■ REQUIREMENT ■
Show each line from the listing that includes the word "wysokości".
----------
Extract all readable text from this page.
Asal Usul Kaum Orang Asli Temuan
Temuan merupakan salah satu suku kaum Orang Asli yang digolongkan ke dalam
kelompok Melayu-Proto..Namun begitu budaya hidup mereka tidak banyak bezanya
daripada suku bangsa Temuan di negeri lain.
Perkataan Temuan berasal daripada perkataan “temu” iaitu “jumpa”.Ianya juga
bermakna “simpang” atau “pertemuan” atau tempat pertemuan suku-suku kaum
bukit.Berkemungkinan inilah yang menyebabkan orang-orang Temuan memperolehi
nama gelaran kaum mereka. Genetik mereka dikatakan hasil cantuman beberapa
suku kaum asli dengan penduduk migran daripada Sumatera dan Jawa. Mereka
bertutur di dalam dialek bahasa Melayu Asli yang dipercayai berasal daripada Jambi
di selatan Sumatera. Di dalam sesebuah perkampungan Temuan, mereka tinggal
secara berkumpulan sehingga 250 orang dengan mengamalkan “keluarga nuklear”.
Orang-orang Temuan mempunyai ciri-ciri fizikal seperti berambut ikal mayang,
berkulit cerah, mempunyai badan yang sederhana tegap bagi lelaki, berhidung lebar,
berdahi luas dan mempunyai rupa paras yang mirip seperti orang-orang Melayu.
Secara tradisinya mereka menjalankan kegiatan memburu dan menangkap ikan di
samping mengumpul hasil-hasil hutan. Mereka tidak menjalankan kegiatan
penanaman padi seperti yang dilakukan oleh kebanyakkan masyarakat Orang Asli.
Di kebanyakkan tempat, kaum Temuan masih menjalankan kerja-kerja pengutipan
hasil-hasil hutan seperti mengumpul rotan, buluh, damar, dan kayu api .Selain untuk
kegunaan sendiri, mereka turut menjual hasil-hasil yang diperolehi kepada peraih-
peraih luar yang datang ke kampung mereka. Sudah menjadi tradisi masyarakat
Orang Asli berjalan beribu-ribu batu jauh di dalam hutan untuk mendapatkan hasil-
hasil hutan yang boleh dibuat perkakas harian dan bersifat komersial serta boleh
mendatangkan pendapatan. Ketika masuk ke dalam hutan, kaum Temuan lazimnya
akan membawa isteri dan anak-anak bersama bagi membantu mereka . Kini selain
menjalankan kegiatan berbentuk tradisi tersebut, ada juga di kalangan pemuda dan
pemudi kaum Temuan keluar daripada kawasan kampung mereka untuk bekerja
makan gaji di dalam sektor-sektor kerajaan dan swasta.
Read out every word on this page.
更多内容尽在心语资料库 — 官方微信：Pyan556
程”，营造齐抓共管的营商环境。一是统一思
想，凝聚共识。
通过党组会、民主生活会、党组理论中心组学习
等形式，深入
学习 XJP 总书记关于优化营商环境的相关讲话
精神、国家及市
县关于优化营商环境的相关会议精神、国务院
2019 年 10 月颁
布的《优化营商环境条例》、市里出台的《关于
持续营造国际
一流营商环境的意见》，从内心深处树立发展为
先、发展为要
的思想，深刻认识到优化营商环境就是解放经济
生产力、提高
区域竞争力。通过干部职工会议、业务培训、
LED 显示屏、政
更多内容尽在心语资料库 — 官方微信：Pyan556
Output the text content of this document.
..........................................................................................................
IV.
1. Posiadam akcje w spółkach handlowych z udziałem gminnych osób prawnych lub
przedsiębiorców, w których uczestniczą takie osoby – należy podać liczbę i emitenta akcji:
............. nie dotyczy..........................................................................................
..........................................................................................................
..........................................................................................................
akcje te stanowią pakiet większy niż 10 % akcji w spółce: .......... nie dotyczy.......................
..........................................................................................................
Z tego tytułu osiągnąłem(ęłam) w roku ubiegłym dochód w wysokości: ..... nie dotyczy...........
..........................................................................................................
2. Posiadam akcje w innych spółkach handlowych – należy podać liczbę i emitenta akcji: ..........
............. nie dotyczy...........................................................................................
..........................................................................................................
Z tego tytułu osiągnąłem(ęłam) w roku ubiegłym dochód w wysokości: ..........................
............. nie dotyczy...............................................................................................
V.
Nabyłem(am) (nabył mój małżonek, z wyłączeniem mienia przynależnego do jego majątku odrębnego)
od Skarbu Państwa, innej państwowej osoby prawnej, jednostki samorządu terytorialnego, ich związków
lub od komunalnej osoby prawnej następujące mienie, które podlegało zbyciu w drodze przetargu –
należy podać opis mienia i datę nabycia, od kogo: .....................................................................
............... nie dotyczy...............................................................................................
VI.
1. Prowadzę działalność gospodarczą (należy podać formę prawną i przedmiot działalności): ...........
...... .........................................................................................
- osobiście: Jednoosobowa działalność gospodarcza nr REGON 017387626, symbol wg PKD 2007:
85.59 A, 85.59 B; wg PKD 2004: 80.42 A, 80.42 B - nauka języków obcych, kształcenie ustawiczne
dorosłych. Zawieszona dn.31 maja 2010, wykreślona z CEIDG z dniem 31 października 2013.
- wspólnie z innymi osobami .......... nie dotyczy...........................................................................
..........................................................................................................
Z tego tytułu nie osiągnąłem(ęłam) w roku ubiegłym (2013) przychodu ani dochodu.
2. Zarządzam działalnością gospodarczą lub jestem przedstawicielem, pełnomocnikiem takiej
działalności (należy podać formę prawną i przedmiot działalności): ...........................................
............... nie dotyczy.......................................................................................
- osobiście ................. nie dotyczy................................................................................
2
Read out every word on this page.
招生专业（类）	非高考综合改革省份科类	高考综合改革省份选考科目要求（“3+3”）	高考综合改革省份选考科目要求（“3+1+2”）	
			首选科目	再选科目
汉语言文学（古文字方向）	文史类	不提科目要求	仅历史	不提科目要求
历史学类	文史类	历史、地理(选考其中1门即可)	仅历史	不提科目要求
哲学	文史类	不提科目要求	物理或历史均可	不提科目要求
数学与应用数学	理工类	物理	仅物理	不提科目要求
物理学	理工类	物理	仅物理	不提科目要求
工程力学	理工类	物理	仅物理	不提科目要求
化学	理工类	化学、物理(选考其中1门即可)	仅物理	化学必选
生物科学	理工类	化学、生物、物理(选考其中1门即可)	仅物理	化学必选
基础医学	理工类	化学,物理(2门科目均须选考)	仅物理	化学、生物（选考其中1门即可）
----------
■ WRITTEN REPLY ■
Z tego tytułu osiągnąłem(ęłam) w roku ubiegłym dochód w wysokości: ..... nie dotyczy...........
Z tego tytułu osiągnąłem(ęłam) w roku ubiegłym dochód w wysokości: ..........................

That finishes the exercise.